Challenge
Repeat all entries exactly.

::: Excerpted data

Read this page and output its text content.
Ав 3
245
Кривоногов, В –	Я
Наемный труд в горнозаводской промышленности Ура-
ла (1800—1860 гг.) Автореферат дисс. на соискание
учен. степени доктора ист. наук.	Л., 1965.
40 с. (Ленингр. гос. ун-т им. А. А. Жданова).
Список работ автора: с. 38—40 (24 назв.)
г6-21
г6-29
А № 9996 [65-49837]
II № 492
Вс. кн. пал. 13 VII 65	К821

::::::

Answer in full
Read this page and output its text content.
Ав 3
245
Кривоногов, В –	Я
Наемный труд в горнозаводской промышленности Ура-
ла (1800—1860 гг.) Автореферат дисс. на соискание
учен. степени доктора ист. наук.	Л., 1965.
40 с. (Ленингр. гос. ун-т им. А. А. Жданова).
Список работ автора: с. 38—40 (24 назв.)
г6-21
г6-29
А № 9996 [65-49837]
II № 492
Вс. кн. пал. 13 VII 65	К821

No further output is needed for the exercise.